PROBLEM TO SOLVE: What is needed is the run of lines from the one with "Extract all readable text from this page." through the close of the data, set down exactly.

DATA FOR THE TASK:
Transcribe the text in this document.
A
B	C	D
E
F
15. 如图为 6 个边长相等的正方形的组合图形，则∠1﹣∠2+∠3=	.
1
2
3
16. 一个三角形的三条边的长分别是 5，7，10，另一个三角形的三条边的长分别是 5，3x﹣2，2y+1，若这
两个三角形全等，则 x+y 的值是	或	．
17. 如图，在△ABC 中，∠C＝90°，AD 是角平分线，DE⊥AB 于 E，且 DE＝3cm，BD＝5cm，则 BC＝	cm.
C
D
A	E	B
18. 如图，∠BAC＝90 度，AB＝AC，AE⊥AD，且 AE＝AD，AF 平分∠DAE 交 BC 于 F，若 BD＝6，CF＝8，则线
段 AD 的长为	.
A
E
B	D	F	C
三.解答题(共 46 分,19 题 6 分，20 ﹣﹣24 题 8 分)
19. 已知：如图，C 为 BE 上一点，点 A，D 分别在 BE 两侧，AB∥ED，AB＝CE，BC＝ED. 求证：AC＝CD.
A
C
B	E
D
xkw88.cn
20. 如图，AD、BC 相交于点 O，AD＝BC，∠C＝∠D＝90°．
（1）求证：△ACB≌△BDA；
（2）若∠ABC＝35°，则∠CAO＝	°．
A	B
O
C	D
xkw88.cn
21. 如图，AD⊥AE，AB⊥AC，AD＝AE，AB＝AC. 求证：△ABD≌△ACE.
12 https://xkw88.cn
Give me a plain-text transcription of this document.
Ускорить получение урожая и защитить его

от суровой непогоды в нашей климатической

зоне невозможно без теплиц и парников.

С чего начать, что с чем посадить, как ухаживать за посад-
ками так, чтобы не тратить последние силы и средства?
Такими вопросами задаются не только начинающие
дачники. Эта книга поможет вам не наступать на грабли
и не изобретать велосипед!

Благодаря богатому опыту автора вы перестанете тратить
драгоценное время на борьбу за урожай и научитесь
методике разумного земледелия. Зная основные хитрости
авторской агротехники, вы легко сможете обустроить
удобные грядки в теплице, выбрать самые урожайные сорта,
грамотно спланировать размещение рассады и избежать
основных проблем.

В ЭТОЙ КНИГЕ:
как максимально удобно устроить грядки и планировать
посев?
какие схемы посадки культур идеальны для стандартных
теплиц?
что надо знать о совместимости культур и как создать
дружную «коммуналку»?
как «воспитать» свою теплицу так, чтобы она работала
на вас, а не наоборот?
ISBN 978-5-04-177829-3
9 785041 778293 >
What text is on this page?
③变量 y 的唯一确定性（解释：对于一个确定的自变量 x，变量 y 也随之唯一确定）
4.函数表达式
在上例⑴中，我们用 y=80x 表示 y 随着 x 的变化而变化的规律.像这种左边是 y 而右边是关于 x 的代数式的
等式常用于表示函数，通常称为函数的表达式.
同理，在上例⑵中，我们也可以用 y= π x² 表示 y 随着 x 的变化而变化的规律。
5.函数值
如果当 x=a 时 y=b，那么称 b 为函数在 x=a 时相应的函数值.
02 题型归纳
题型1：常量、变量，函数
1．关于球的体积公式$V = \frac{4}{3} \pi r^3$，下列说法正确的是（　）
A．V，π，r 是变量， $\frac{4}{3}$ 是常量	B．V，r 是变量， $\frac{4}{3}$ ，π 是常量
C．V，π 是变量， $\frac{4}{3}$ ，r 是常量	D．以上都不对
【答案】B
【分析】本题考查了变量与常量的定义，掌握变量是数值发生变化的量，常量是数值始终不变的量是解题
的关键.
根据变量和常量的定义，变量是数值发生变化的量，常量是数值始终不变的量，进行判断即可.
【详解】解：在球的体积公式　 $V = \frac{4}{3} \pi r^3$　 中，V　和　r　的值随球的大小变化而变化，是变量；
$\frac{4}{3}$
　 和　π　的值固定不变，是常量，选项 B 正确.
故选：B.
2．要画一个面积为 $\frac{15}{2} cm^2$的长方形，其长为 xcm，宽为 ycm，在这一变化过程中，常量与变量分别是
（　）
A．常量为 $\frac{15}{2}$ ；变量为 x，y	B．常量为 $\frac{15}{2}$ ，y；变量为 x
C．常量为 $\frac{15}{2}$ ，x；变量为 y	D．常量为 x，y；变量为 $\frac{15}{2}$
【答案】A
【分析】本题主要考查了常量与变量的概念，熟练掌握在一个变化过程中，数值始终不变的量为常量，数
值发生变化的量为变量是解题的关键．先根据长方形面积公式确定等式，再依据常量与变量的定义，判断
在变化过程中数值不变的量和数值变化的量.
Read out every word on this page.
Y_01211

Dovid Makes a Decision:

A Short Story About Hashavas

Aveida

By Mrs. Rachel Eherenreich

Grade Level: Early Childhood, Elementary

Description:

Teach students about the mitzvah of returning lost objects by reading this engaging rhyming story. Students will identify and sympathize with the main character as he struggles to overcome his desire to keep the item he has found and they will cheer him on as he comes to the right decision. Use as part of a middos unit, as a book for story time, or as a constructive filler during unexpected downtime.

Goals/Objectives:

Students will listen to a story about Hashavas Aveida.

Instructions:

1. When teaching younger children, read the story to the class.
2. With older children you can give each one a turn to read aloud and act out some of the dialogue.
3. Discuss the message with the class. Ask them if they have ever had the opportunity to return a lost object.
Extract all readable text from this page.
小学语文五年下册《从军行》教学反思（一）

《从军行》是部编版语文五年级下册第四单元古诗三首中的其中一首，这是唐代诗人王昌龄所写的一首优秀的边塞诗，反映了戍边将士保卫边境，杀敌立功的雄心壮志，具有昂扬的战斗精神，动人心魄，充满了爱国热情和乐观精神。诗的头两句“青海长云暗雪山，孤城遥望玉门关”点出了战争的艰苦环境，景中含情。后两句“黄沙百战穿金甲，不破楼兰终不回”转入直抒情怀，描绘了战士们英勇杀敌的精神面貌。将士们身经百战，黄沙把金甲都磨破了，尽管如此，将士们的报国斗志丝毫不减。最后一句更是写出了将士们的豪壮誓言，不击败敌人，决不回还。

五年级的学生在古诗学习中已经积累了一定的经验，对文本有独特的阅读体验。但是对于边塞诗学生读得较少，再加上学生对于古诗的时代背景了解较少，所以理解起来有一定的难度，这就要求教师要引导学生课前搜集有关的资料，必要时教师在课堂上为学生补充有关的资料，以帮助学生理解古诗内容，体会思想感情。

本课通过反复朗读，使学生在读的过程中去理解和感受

THE RESULT:
Extract all readable text from this page.
小学语文五年下册《从军行》教学反思（一）

《从军行》是部编版语文五年级下册第四单元古诗三首中的其中一首，这是唐代诗人王昌龄所写的一首优秀的边塞诗，反映了戍边将士保卫边境，杀敌立功的雄心壮志，具有昂扬的战斗精神，动人心魄，充满了爱国热情和乐观精神。诗的头两句“青海长云暗雪山，孤城遥望玉门关”点出了战争的艰苦环境，景中含情。后两句“黄沙百战穿金甲，不破楼兰终不回”转入直抒情怀，描绘了战士们英勇杀敌的精神面貌。将士们身经百战，黄沙把金甲都磨破了，尽管如此，将士们的报国斗志丝毫不减。最后一句更是写出了将士们的豪壮誓言，不击败敌人，决不回还。

五年级的学生在古诗学习中已经积累了一定的经验，对文本有独特的阅读体验。但是对于边塞诗学生读得较少，再加上学生对于古诗的时代背景了解较少，所以理解起来有一定的难度，这就要求教师要引导学生课前搜集有关的资料，必要时教师在课堂上为学生补充有关的资料，以帮助学生理解古诗内容，体会思想感情。

本课通过反复朗读，使学生在读的过程中去理解和感受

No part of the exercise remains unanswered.